start

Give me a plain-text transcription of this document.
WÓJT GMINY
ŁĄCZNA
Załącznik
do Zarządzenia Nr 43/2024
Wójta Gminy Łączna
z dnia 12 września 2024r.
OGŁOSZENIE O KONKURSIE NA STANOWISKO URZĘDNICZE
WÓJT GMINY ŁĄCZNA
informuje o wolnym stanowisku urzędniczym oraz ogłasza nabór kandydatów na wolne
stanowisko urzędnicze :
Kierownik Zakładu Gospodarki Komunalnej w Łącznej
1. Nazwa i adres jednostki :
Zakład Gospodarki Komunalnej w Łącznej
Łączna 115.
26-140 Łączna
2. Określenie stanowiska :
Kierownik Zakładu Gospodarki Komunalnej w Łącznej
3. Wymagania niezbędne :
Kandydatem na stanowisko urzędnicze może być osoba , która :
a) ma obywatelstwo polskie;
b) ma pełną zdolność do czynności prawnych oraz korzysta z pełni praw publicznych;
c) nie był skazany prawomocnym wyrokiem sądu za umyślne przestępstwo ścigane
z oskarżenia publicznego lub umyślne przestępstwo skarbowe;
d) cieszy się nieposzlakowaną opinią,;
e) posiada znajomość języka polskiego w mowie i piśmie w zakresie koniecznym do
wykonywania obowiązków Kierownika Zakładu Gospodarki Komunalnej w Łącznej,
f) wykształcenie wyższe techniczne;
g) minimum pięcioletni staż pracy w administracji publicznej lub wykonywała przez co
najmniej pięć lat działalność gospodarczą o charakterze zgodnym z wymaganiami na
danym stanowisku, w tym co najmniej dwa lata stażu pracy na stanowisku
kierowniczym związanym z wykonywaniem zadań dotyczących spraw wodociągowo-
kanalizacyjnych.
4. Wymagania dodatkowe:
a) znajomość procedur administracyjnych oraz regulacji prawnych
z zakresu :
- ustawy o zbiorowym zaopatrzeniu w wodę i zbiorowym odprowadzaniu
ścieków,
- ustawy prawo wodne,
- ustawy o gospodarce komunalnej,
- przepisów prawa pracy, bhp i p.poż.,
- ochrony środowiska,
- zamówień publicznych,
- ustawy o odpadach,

end

### GIVEN INSTRUCTION
Quote the data in full, keeping each word unchanged.

### RESPONSE FOR THIS EXERCISE
Give me a plain-text transcription of this document.
WÓJT GMINY
ŁĄCZNA
Załącznik
do Zarządzenia Nr 43/2024
Wójta Gminy Łączna
z dnia 12 września 2024r.
OGŁOSZENIE O KONKURSIE NA STANOWISKO URZĘDNICZE
WÓJT GMINY ŁĄCZNA
informuje o wolnym stanowisku urzędniczym oraz ogłasza nabór kandydatów na wolne
stanowisko urzędnicze :
Kierownik Zakładu Gospodarki Komunalnej w Łącznej
1. Nazwa i adres jednostki :
Zakład Gospodarki Komunalnej w Łącznej
Łączna 115.
26-140 Łączna
2. Określenie stanowiska :
Kierownik Zakładu Gospodarki Komunalnej w Łącznej
3. Wymagania niezbędne :
Kandydatem na stanowisko urzędnicze może być osoba , która :
a) ma obywatelstwo polskie;
b) ma pełną zdolność do czynności prawnych oraz korzysta z pełni praw publicznych;
c) nie był skazany prawomocnym wyrokiem sądu za umyślne przestępstwo ścigane
z oskarżenia publicznego lub umyślne przestępstwo skarbowe;
d) cieszy się nieposzlakowaną opinią,;
e) posiada znajomość języka polskiego w mowie i piśmie w zakresie koniecznym do
wykonywania obowiązków Kierownika Zakładu Gospodarki Komunalnej w Łącznej,
f) wykształcenie wyższe techniczne;
g) minimum pięcioletni staż pracy w administracji publicznej lub wykonywała przez co
najmniej pięć lat działalność gospodarczą o charakterze zgodnym z wymaganiami na
danym stanowisku, w tym co najmniej dwa lata stażu pracy na stanowisku
kierowniczym związanym z wykonywaniem zadań dotyczących spraw wodociągowo-
kanalizacyjnych.
4. Wymagania dodatkowe:
a) znajomość procedur administracyjnych oraz regulacji prawnych
z zakresu :
- ustawy o zbiorowym zaopatrzeniu w wodę i zbiorowym odprowadzaniu
ścieków,
- ustawy prawo wodne,
- ustawy o gospodarce komunalnej,
- przepisów prawa pracy, bhp i p.poż.,
- ochrony środowiska,
- zamówień publicznych,
- ustawy o odpadach,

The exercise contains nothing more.